> _WORK REQUIRED_: Print the listing below in its entirety, character for character.

> _PROVIDED DATA_:

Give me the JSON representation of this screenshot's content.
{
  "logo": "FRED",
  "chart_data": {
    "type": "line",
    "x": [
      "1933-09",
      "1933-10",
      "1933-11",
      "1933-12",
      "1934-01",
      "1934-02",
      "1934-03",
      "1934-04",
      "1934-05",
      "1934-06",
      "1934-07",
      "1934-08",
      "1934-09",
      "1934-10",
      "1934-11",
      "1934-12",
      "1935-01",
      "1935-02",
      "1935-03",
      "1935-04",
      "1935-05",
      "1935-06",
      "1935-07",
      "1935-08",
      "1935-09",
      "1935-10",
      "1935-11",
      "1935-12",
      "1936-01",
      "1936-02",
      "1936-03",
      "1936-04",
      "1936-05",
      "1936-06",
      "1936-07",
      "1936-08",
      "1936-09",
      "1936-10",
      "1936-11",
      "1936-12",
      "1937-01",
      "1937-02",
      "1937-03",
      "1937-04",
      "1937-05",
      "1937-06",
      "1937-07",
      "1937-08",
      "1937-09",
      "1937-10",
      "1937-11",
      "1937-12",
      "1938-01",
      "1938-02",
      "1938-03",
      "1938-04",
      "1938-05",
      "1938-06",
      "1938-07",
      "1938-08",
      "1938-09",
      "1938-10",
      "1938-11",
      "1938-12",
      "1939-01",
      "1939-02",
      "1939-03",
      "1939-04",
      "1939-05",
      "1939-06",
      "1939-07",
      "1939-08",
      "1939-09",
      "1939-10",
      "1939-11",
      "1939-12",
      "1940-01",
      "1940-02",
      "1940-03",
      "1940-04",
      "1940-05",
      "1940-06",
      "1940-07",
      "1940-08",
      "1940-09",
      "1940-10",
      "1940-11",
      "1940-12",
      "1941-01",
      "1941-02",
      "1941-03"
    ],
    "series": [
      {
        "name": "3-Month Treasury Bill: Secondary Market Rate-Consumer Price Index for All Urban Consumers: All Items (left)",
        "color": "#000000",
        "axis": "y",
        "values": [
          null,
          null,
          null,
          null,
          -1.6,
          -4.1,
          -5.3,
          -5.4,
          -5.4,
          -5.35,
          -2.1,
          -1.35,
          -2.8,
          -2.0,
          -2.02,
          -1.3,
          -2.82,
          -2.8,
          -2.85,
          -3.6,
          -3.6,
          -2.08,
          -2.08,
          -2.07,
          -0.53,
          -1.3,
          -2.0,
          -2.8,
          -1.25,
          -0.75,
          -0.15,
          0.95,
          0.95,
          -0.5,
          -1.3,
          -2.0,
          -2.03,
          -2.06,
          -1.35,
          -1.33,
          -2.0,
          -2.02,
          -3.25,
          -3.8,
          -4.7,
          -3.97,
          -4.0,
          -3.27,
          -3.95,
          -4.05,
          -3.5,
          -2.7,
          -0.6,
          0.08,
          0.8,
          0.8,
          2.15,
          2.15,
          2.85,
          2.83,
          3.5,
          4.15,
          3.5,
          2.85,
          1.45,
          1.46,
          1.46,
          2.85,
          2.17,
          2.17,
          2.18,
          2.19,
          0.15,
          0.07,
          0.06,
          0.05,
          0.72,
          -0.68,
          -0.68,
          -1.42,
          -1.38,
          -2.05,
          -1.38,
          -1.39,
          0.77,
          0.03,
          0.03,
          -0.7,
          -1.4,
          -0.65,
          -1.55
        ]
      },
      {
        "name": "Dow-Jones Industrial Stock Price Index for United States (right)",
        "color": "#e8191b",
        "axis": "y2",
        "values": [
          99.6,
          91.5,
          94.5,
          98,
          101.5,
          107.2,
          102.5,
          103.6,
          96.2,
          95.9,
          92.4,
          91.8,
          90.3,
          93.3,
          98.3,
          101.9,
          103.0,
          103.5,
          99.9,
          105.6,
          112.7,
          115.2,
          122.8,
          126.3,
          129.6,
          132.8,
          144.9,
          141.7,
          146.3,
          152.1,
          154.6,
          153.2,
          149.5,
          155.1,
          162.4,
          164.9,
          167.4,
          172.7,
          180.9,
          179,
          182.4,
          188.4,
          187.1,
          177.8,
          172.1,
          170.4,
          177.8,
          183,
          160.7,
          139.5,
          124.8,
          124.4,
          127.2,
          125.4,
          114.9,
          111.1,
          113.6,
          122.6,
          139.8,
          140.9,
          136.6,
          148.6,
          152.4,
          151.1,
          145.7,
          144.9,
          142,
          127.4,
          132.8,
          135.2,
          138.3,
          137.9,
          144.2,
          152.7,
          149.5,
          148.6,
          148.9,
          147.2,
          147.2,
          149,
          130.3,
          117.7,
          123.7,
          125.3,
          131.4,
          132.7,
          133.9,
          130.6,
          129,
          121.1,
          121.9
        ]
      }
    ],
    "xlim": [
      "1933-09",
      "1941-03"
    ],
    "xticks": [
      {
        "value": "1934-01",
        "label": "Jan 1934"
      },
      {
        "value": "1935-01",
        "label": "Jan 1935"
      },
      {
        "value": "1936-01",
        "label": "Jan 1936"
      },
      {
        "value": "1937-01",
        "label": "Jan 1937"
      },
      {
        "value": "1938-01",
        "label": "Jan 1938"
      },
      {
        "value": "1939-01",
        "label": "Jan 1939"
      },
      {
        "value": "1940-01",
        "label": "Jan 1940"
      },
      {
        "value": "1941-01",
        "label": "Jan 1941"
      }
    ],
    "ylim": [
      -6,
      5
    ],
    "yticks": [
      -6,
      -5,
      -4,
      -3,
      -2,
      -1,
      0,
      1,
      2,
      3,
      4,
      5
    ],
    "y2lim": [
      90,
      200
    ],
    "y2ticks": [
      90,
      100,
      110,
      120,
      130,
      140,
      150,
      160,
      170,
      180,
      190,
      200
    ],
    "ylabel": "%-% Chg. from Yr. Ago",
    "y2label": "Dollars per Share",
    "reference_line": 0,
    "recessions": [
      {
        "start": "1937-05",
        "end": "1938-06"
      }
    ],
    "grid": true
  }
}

> _COMPLETED TASK_:
Give me the JSON representation of this screenshot's content.
{
  "logo": "FRED",
  "chart_data": {
    "type": "line",
    "x": [
      "1933-09",
      "1933-10",
      "1933-11",
      "1933-12",
      "1934-01",
      "1934-02",
      "1934-03",
      "1934-04",
      "1934-05",
      "1934-06",
      "1934-07",
      "1934-08",
      "1934-09",
      "1934-10",
      "1934-11",
      "1934-12",
      "1935-01",
      "1935-02",
      "1935-03",
      "1935-04",
      "1935-05",
      "1935-06",
      "1935-07",
      "1935-08",
      "1935-09",
      "1935-10",
      "1935-11",
      "1935-12",
      "1936-01",
      "1936-02",
      "1936-03",
      "1936-04",
      "1936-05",
      "1936-06",
      "1936-07",
      "1936-08",
      "1936-09",
      "1936-10",
      "1936-11",
      "1936-12",
      "1937-01",
      "1937-02",
      "1937-03",
      "1937-04",
      "1937-05",
      "1937-06",
      "1937-07",
      "1937-08",
      "1937-09",
      "1937-10",
      "1937-11",
      "1937-12",
      "1938-01",
      "1938-02",
      "1938-03",
      "1938-04",
      "1938-05",
      "1938-06",
      "1938-07",
      "1938-08",
      "1938-09",
      "1938-10",
      "1938-11",
      "1938-12",
      "1939-01",
      "1939-02",
      "1939-03",
      "1939-04",
      "1939-05",
      "1939-06",
      "1939-07",
      "1939-08",
      "1939-09",
      "1939-10",
      "1939-11",
      "1939-12",
      "1940-01",
      "1940-02",
      "1940-03",
      "1940-04",
      "1940-05",
      "1940-06",
      "1940-07",
      "1940-08",
      "1940-09",
      "1940-10",
      "1940-11",
      "1940-12",
      "1941-01",
      "1941-02",
      "1941-03"
    ],
    "series": [
      {
        "name": "3-Month Treasury Bill: Secondary Market Rate-Consumer Price Index for All Urban Consumers: All Items (left)",
        "color": "#000000",
        "axis": "y",
        "values": [
          null,
          null,
          null,
          null,
          -1.6,
          -4.1,
          -5.3,
          -5.4,
          -5.4,
          -5.35,
          -2.1,
          -1.35,
          -2.8,
          -2.0,
          -2.02,
          -1.3,
          -2.82,
          -2.8,
          -2.85,
          -3.6,
          -3.6,
          -2.08,
          -2.08,
          -2.07,
          -0.53,
          -1.3,
          -2.0,
          -2.8,
          -1.25,
          -0.75,
          -0.15,
          0.95,
          0.95,
          -0.5,
          -1.3,
          -2.0,
          -2.03,
          -2.06,
          -1.35,
          -1.33,
          -2.0,
          -2.02,
          -3.25,
          -3.8,
          -4.7,
          -3.97,
          -4.0,
          -3.27,
          -3.95,
          -4.05,
          -3.5,
          -2.7,
          -0.6,
          0.08,
          0.8,
          0.8,
          2.15,
          2.15,
          2.85,
          2.83,
          3.5,
          4.15,
          3.5,
          2.85,
          1.45,
          1.46,
          1.46,
          2.85,
          2.17,
          2.17,
          2.18,
          2.19,
          0.15,
          0.07,
          0.06,
          0.05,
          0.72,
          -0.68,
          -0.68,
          -1.42,
          -1.38,
          -2.05,
          -1.38,
          -1.39,
          0.77,
          0.03,
          0.03,
          -0.7,
          -1.4,
          -0.65,
          -1.55
        ]
      },
      {
        "name": "Dow-Jones Industrial Stock Price Index for United States (right)",
        "color": "#e8191b",
        "axis": "y2",
        "values": [
          99.6,
          91.5,
          94.5,
          98,
          101.5,
          107.2,
          102.5,
          103.6,
          96.2,
          95.9,
          92.4,
          91.8,
          90.3,
          93.3,
          98.3,
          101.9,
          103.0,
          103.5,
          99.9,
          105.6,
          112.7,
          115.2,
          122.8,
          126.3,
          129.6,
          132.8,
          144.9,
          141.7,
          146.3,
          152.1,
          154.6,
          153.2,
          149.5,
          155.1,
          162.4,
          164.9,
          167.4,
          172.7,
          180.9,
          179,
          182.4,
          188.4,
          187.1,
          177.8,
          172.1,
          170.4,
          177.8,
          183,
          160.7,
          139.5,
          124.8,
          124.4,
          127.2,
          125.4,
          114.9,
          111.1,
          113.6,
          122.6,
          139.8,
          140.9,
          136.6,
          148.6,
          152.4,
          151.1,
          145.7,
          144.9,
          142,
          127.4,
          132.8,
          135.2,
          138.3,
          137.9,
          144.2,
          152.7,
          149.5,
          148.6,
          148.9,
          147.2,
          147.2,
          149,
          130.3,
          117.7,
          123.7,
          125.3,
          131.4,
          132.7,
          133.9,
          130.6,
          129,
          121.1,
          121.9
        ]
      }
    ],
    "xlim": [
      "1933-09",
      "1941-03"
    ],
    "xticks": [
      {
        "value": "1934-01",
        "label": "Jan 1934"
      },
      {
        "value": "1935-01",
        "label": "Jan 1935"
      },
      {
        "value": "1936-01",
        "label": "Jan 1936"
      },
      {
        "value": "1937-01",
        "label": "Jan 1937"
      },
      {
        "value": "1938-01",
        "label": "Jan 1938"
      },
      {
        "value": "1939-01",
        "label": "Jan 1939"
      },
      {
        "value": "1940-01",
        "label": "Jan 1940"
      },
      {
        "value": "1941-01",
        "label": "Jan 1941"
      }
    ],
    "ylim": [
      -6,
      5
    ],
    "yticks": [
      -6,
      -5,
      -4,
      -3,
      -2,
      -1,
      0,
      1,
      2,
      3,
      4,
      5
    ],
    "y2lim": [
      90,
      200
    ],
    "y2ticks": [
      90,
      100,
      110,
      120,
      130,
      140,
      150,
      160,
      170,
      180,
      190,
      200
    ],
    "ylabel": "%-% Chg. from Yr. Ago",
    "y2label": "Dollars per Share",
    "reference_line": 0,
    "recessions": [
      {
        "start": "1937-05",
        "end": "1938-06"
      }
    ],
    "grid": true
  }
}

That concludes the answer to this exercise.